*** Source material ***
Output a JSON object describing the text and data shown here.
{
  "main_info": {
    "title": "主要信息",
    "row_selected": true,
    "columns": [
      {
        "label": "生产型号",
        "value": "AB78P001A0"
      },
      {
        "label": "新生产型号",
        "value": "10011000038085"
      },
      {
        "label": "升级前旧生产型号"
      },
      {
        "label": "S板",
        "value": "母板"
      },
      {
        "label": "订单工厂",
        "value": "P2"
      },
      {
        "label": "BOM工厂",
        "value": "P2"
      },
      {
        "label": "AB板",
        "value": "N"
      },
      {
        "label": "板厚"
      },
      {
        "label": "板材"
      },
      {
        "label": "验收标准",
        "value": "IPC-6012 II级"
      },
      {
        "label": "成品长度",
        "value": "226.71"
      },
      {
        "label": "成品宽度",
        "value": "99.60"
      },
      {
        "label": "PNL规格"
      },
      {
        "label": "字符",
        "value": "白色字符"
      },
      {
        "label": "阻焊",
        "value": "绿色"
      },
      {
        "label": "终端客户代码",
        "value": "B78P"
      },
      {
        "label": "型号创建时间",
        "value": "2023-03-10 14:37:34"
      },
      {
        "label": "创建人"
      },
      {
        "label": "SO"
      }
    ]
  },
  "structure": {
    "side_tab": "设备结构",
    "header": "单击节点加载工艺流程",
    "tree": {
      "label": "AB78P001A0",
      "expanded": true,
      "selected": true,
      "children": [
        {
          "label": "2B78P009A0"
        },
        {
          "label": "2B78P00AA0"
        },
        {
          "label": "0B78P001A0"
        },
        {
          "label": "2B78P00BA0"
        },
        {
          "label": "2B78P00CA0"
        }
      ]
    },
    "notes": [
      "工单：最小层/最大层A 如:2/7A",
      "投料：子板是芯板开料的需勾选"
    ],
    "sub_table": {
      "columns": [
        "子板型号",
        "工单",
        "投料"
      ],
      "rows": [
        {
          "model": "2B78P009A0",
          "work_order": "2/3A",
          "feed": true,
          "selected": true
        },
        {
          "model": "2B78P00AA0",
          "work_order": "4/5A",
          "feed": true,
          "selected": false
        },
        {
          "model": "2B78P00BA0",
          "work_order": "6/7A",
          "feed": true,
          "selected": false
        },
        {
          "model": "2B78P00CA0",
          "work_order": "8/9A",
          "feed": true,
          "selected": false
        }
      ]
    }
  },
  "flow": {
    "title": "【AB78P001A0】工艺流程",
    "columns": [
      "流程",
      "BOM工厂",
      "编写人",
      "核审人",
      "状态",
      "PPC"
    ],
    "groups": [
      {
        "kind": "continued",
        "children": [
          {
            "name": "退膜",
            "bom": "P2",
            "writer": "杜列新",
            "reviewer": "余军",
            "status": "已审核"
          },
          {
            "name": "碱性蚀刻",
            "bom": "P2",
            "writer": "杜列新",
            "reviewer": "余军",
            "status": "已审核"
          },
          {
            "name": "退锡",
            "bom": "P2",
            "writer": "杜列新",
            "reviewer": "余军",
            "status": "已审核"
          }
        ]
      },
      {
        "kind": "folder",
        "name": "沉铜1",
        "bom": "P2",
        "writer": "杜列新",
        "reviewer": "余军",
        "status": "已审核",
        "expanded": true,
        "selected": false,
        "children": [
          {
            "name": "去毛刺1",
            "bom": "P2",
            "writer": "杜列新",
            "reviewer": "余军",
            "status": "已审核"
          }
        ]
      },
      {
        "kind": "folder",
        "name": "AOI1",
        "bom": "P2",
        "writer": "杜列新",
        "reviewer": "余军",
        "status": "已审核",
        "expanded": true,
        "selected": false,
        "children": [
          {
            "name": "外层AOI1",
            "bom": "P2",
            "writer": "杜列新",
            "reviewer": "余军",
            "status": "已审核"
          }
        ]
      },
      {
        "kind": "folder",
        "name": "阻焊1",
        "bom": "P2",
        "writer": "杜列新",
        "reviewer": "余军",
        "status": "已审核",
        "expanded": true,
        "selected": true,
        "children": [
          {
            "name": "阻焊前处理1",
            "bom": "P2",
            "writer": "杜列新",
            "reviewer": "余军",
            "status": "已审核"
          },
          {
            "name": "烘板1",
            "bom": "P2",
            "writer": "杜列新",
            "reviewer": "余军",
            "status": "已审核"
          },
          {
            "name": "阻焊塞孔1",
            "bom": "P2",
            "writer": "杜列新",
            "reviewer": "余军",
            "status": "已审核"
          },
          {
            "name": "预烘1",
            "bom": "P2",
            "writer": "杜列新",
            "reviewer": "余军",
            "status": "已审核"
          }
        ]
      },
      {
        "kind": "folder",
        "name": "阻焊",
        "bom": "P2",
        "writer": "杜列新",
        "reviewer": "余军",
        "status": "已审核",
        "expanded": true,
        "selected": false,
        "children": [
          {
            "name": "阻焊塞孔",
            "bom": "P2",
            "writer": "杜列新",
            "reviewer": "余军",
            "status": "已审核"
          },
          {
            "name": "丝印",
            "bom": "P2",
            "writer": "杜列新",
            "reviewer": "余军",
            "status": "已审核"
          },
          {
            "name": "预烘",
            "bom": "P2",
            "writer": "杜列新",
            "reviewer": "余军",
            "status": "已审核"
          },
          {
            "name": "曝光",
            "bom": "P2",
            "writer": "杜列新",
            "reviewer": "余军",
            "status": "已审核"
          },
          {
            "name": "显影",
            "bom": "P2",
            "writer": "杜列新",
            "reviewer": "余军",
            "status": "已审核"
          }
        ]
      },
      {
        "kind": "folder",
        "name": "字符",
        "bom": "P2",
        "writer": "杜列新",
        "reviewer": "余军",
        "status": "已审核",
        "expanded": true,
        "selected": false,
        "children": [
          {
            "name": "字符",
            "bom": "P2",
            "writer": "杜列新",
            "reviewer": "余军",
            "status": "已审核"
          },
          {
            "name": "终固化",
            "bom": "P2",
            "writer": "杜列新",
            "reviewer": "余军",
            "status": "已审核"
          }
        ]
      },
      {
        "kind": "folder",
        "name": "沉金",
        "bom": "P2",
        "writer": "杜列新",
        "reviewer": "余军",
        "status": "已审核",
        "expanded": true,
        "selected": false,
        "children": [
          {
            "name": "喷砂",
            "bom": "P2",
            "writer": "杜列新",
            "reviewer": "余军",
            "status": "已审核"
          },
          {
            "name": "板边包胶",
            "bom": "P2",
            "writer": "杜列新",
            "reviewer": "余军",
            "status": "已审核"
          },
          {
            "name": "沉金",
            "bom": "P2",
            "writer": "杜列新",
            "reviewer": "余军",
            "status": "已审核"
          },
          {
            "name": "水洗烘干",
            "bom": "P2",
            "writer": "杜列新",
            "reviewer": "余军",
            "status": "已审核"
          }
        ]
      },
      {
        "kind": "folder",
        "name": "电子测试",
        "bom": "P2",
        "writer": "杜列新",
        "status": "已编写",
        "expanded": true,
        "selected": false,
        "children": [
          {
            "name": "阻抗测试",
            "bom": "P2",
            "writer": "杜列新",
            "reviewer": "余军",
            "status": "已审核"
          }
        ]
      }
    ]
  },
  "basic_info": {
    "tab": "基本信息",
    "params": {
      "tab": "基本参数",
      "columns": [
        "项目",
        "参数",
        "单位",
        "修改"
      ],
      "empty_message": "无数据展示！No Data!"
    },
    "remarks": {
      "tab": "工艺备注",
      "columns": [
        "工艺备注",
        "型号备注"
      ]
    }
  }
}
***
Repeat the entries exactly, all of them.

Output a JSON object describing the text and data shown here.
{
  "main_info": {
    "title": "主要信息",
    "row_selected": true,
    "columns": [
      {
        "label": "生产型号",
        "value": "AB78P001A0"
      },
      {
        "label": "新生产型号",
        "value": "10011000038085"
      },
      {
        "label": "升级前旧生产型号"
      },
      {
        "label": "S板",
        "value": "母板"
      },
      {
        "label": "订单工厂",
        "value": "P2"
      },
      {
        "label": "BOM工厂",
        "value": "P2"
      },
      {
        "label": "AB板",
        "value": "N"
      },
      {
        "label": "板厚"
      },
      {
        "label": "板材"
      },
      {
        "label": "验收标准",
        "value": "IPC-6012 II级"
      },
      {
        "label": "成品长度",
        "value": "226.71"
      },
      {
        "label": "成品宽度",
        "value": "99.60"
      },
      {
        "label": "PNL规格"
      },
      {
        "label": "字符",
        "value": "白色字符"
      },
      {
        "label": "阻焊",
        "value": "绿色"
      },
      {
        "label": "终端客户代码",
        "value": "B78P"
      },
      {
        "label": "型号创建时间",
        "value": "2023-03-10 14:37:34"
      },
      {
        "label": "创建人"
      },
      {
        "label": "SO"
      }
    ]
  },
  "structure": {
    "side_tab": "设备结构",
    "header": "单击节点加载工艺流程",
    "tree": {
      "label": "AB78P001A0",
      "expanded": true,
      "selected": true,
      "children": [
        {
          "label": "2B78P009A0"
        },
        {
          "label": "2B78P00AA0"
        },
        {
          "label": "0B78P001A0"
        },
        {
          "label": "2B78P00BA0"
        },
        {
          "label": "2B78P00CA0"
        }
      ]
    },
    "notes": [
      "工单：最小层/最大层A 如:2/7A",
      "投料：子板是芯板开料的需勾选"
    ],
    "sub_table": {
      "columns": [
        "子板型号",
        "工单",
        "投料"
      ],
      "rows": [
        {
          "model": "2B78P009A0",
          "work_order": "2/3A",
          "feed": true,
          "selected": true
        },
        {
          "model": "2B78P00AA0",
          "work_order": "4/5A",
          "feed": true,
          "selected": false
        },
        {
          "model": "2B78P00BA0",
          "work_order": "6/7A",
          "feed": true,
          "selected": false
        },
        {
          "model": "2B78P00CA0",
          "work_order": "8/9A",
          "feed": true,
          "selected": false
        }
      ]
    }
  },
  "flow": {
    "title": "【AB78P001A0】工艺流程",
    "columns": [
      "流程",
      "BOM工厂",
      "编写人",
      "核审人",
      "状态",
      "PPC"
    ],
    "groups": [
      {
        "kind": "continued",
        "children": [
          {
            "name": "退膜",
            "bom": "P2",
            "writer": "杜列新",
            "reviewer": "余军",
            "status": "已审核"
          },
          {
            "name": "碱性蚀刻",
            "bom": "P2",
            "writer": "杜列新",
            "reviewer": "余军",
            "status": "已审核"
          },
          {
            "name": "退锡",
            "bom": "P2",
            "writer": "杜列新",
            "reviewer": "余军",
            "status": "已审核"
          }
        ]
      },
      {
        "kind": "folder",
        "name": "沉铜1",
        "bom": "P2",
        "writer": "杜列新",
        "reviewer": "余军",
        "status": "已审核",
        "expanded": true,
        "selected": false,
        "children": [
          {
            "name": "去毛刺1",
            "bom": "P2",
            "writer": "杜列新",
            "reviewer": "余军",
            "status": "已审核"
          }
        ]
      },
      {
        "kind": "folder",
        "name": "AOI1",
        "bom": "P2",
        "writer": "杜列新",
        "reviewer": "余军",
        "status": "已审核",
        "expanded": true,
        "selected": false,
        "children": [
          {
            "name": "外层AOI1",
            "bom": "P2",
            "writer": "杜列新",
            "reviewer": "余军",
            "status": "已审核"
          }
        ]
      },
      {
        "kind": "folder",
        "name": "阻焊1",
        "bom": "P2",
        "writer": "杜列新",
        "reviewer": "余军",
        "status": "已审核",
        "expanded": true,
        "selected": true,
        "children": [
          {
            "name": "阻焊前处理1",
            "bom": "P2",
            "writer": "杜列新",
            "reviewer": "余军",
            "status": "已审核"
          },
          {
            "name": "烘板1",
            "bom": "P2",
            "writer": "杜列新",
            "reviewer": "余军",
            "status": "已审核"
          },
          {
            "name": "阻焊塞孔1",
            "bom": "P2",
            "writer": "杜列新",
            "reviewer": "余军",
            "status": "已审核"
          },
          {
            "name": "预烘1",
            "bom": "P2",
            "writer": "杜列新",
            "reviewer": "余军",
            "status": "已审核"
          }
        ]
      },
      {
        "kind": "folder",
        "name": "阻焊",
        "bom": "P2",
        "writer": "杜列新",
        "reviewer": "余军",
        "status": "已审核",
        "expanded": true,
        "selected": false,
        "children": [
          {
            "name": "阻焊塞孔",
            "bom": "P2",
            "writer": "杜列新",
            "reviewer": "余军",
            "status": "已审核"
          },
          {
            "name": "丝印",
            "bom": "P2",
            "writer": "杜列新",
            "reviewer": "余军",
            "status": "已审核"
          },
          {
            "name": "预烘",
            "bom": "P2",
            "writer": "杜列新",
            "reviewer": "余军",
            "status": "已审核"
          },
          {
            "name": "曝光",
            "bom": "P2",
            "writer": "杜列新",
            "reviewer": "余军",
            "status": "已审核"
          },
          {
            "name": "显影",
            "bom": "P2",
            "writer": "杜列新",
            "reviewer": "余军",
            "status": "已审核"
          }
        ]
      },
      {
        "kind": "folder",
        "name": "字符",
        "bom": "P2",
        "writer": "杜列新",
        "reviewer": "余军",
        "status": "已审核",
        "expanded": true,
        "selected": false,
        "children": [
          {
            "name": "字符",
            "bom": "P2",
            "writer": "杜列新",
            "reviewer": "余军",
            "status": "已审核"
          },
          {
            "name": "终固化",
            "bom": "P2",
            "writer": "杜列新",
            "reviewer": "余军",
            "status": "已审核"
          }
        ]
      },
      {
        "kind": "folder",
        "name": "沉金",
        "bom": "P2",
        "writer": "杜列新",
        "reviewer": "余军",
        "status": "已审核",
        "expanded": true,
        "selected": false,
        "children": [
          {
            "name": "喷砂",
            "bom": "P2",
            "writer": "杜列新",
            "reviewer": "余军",
            "status": "已审核"
          },
          {
            "name": "板边包胶",
            "bom": "P2",
            "writer": "杜列新",
            "reviewer": "余军",
            "status": "已审核"
          },
          {
            "name": "沉金",
            "bom": "P2",
            "writer": "杜列新",
            "reviewer": "余军",
            "status": "已审核"
          },
          {
            "name": "水洗烘干",
            "bom": "P2",
            "writer": "杜列新",
            "reviewer": "余军",
            "status": "已审核"
          }
        ]
      },
      {
        "kind": "folder",
        "name": "电子测试",
        "bom": "P2",
        "writer": "杜列新",
        "status": "已编写",
        "expanded": true,
        "selected": false,
        "children": [
          {
            "name": "阻抗测试",
            "bom": "P2",
            "writer": "杜列新",
            "reviewer": "余军",
            "status": "已审核"
          }
        ]
      }
    ]
  },
  "basic_info": {
    "tab": "基本信息",
    "params": {
      "tab": "基本参数",
      "columns": [
        "项目",
        "参数",
        "单位",
        "修改"
      ],
      "empty_message": "无数据展示！No Data!"
    },
    "remarks": {
      "tab": "工艺备注",
      "columns": [
        "工艺备注",
        "型号备注"
      ]
    }
  }
}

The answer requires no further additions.